[Tarefa] Dê sequência ao texto sobre as novas regras de transparência para os bancos, começando logo após a última frase apresentada.

[Texto do documento]
——————

Os bancos devem ser mais transparentes na relação com os clientes. Essa é a conclusão do Conselho Monetário Nacional, que passará a exigir que as instituições sejam mais claras na contratação de serviços bancários, nas operações de crédito e de câmbio.
De acordo com a nota emitida pelo Conselho, as medidas buscam facilitar o entendimento da natureza e dos custos envolvidos nas referidas contratações, reduzir a assimetria de informações e ampliar a comparação entre fornecedores.
Entre as novas regras, que foram determinadas pelo Banco Central, estão a inclusão nos contratos de conta de depósito cláusulas que dão ao cliente a opção de usar serviços e tarifas individuais ou por pacotes e o esclarecimento ao cliente que existe a possibilidade de ele escolher pelo pagamento dessas tarifas individualizadas, e não obrigatoriamente aderir a um pacote. Ainda de acordo com o Banco Central, a decisão é muito relevante porque dá mais condições para que o cliente possa exercer seu direito de escolha da instituição.

——————

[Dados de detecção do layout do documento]
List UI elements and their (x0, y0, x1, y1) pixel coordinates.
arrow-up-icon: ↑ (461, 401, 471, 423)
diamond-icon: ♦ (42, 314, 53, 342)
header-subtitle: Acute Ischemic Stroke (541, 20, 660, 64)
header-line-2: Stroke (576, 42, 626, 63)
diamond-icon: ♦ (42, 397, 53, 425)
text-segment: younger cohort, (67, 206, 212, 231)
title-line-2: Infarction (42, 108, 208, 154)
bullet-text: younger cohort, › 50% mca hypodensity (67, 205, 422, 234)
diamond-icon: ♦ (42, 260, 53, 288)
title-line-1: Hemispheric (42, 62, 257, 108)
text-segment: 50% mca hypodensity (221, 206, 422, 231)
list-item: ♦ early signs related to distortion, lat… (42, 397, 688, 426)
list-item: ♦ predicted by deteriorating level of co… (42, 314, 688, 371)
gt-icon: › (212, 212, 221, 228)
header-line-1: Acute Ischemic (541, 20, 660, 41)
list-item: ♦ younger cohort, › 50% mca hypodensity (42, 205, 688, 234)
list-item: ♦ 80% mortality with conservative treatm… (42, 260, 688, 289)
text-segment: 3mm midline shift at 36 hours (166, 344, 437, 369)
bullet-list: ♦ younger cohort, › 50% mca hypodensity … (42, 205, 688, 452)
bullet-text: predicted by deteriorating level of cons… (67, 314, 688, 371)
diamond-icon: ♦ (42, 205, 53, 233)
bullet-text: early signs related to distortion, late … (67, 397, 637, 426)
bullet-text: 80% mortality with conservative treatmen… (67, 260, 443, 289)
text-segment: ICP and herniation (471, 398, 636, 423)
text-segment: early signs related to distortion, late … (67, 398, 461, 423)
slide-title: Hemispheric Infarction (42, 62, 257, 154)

——————

[Resultado da tarefa]
Como consequência desse conjunto de medidas, espera-se reforçar a posição brasileira como referência mundial em padronização de tarifas bancárias, afinal, bancos transparentes, que não se eximem de prestar informações, concorrem para fortalecer a relação de confiança que deve existir entre instituições e clientes; uma relação mútua, de mão dupla, que possa inspirar um ambiente mais confortável para investimentos e negócios.
Aos clientes, fica a missão de cobrar dos bancos, onde mantém contas, uma relação de maior transparência, bem como o Banco Central, que tem papel de fiscalizar a aplicação dessas e de outras medidas que tragam mais segurança a todos que utilizam de serviços bancários.
Os bancos brasileiros precisam adequar-se aos novos tempos que exigem uma relação clara entre clientes e instituições, sendo esta uma tendência sem volta no mundo empresarial moderno.